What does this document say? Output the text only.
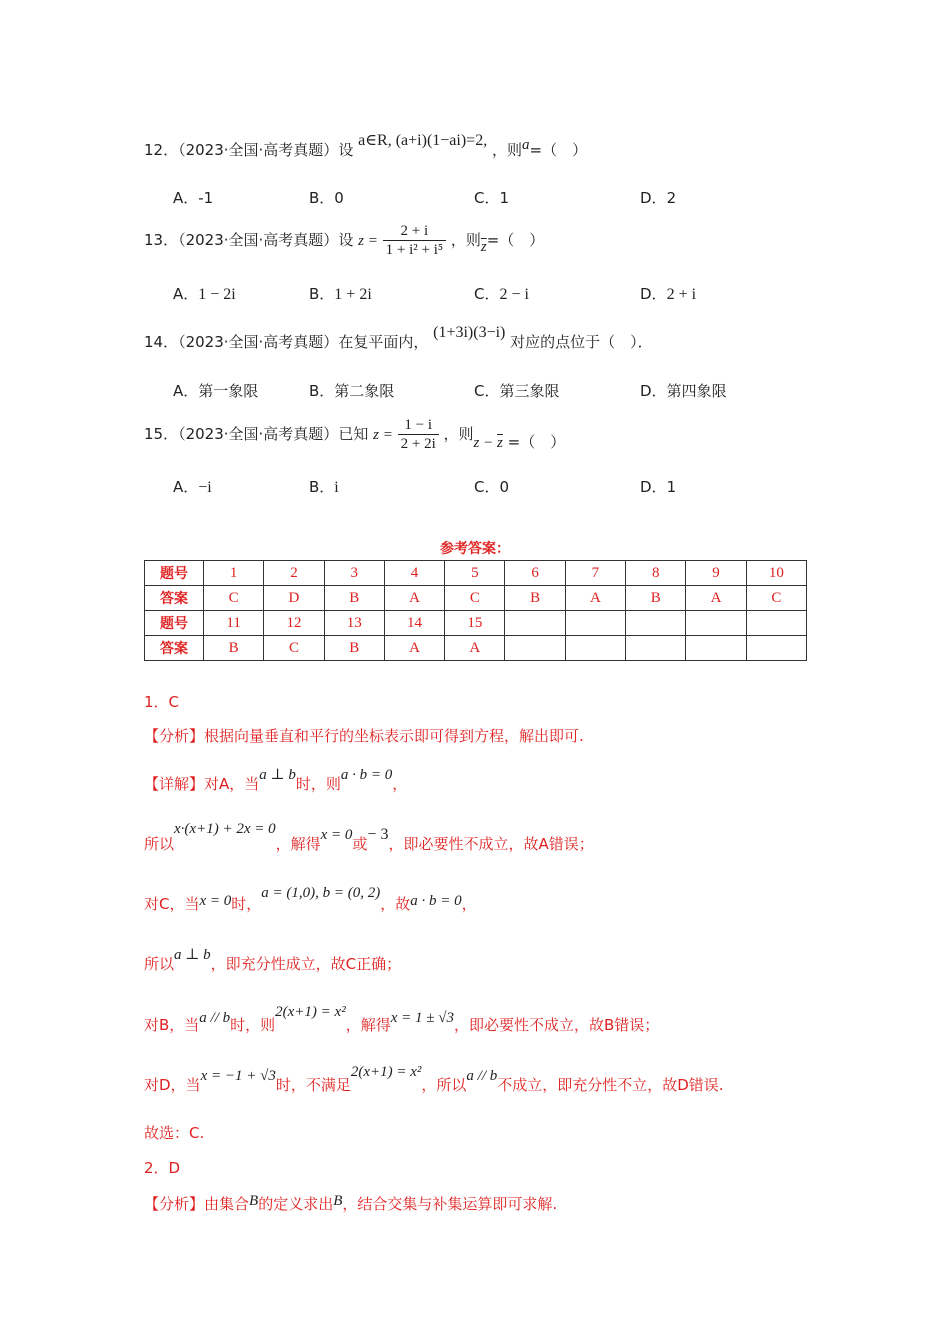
12．（2023·全国·高考真题）设 a∈R, (a+i)(1−ai)=2, ，则a=（　）
A．-1	B．0	C．1	D．2
13．（2023·全国·高考真题）设 $z = \frac{2 + i}{\text{1 + i² + i⁵}}$ ，则$\overline{z}=$（　）
A．1 − 2i	B．1 + 2i	C．2 − i	D．2 + i
14．（2023·全国·高考真题）在复平面内， (1+3i)(3−i) 对应的点位于（　）．
A．第一象限	B．第二象限	C．第三象限	D．第四象限
15．（2023·全国·高考真题）已知 $z = \frac{1 - i}{2 + 2i}$ ，则$z - \overline{z}$ =（　）
A．−i	B．i	C．0	D．1
参考答案：
题号	1	2	3	4	5	6	7	8	9	10
答案	C	D	B	A	C	B	A	B	A	C
题号	11	12	13	14	15					
答案	B	C	B	A	A					
1．C
【分析】根据向量垂直和平行的坐标表示即可得到方程，解出即可.
【详解】对A，当a ⊥ b时，则a · b = 0，
所以x·(x+1) + 2x = 0，解得x = 0或− 3，即必要性不成立，故A错误；
对C，当x = 0时，a = (1,0), b = (0, 2)，故a · b = 0，
所以a ⊥ b，即充分性成立，故C正确；
对B，当a // b时，则2(x+1) = x²，解得x = 1 ± √3，即必要性不成立，故B错误；
对D，当x = −1 + √3时，不满足2(x+1) = x²，所以a // b不成立，即充分性不立，故D错误.
故选：C.
2．D
【分析】由集合B的定义求出B，结合交集与补集运算即可求解.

★ ★ ★ ★ ★

- _GIVEN TASK_:
All of the material above is to be copied exactly, except for its images.

- _SOLVED PROBLEM_:
What does this document say? Output the text only.
12．（2023·全国·高考真题）设 a∈R, (a+i)(1−ai)=2, ，则a=（　）
A．-1	B．0	C．1	D．2
13．（2023·全国·高考真题）设 $z = \frac{2 + i}{\text{1 + i² + i⁵}}$ ，则$\overline{z}=$（　）
A．1 − 2i	B．1 + 2i	C．2 − i	D．2 + i
14．（2023·全国·高考真题）在复平面内， (1+3i)(3−i) 对应的点位于（　）．
A．第一象限	B．第二象限	C．第三象限	D．第四象限
15．（2023·全国·高考真题）已知 $z = \frac{1 - i}{2 + 2i}$ ，则$z - \overline{z}$ =（　）
A．−i	B．i	C．0	D．1
参考答案：
题号	1	2	3	4	5	6	7	8	9	10
答案	C	D	B	A	C	B	A	B	A	C
题号	11	12	13	14	15					
答案	B	C	B	A	A					
1．C
【分析】根据向量垂直和平行的坐标表示即可得到方程，解出即可.
【详解】对A，当a ⊥ b时，则a · b = 0，
所以x·(x+1) + 2x = 0，解得x = 0或− 3，即必要性不成立，故A错误；
对C，当x = 0时，a = (1,0), b = (0, 2)，故a · b = 0，
所以a ⊥ b，即充分性成立，故C正确；
对B，当a // b时，则2(x+1) = x²，解得x = 1 ± √3，即必要性不成立，故B错误；
对D，当x = −1 + √3时，不满足2(x+1) = x²，所以a // b不成立，即充分性不立，故D错误.
故选：C.
2．D
【分析】由集合B的定义求出B，结合交集与补集运算即可求解.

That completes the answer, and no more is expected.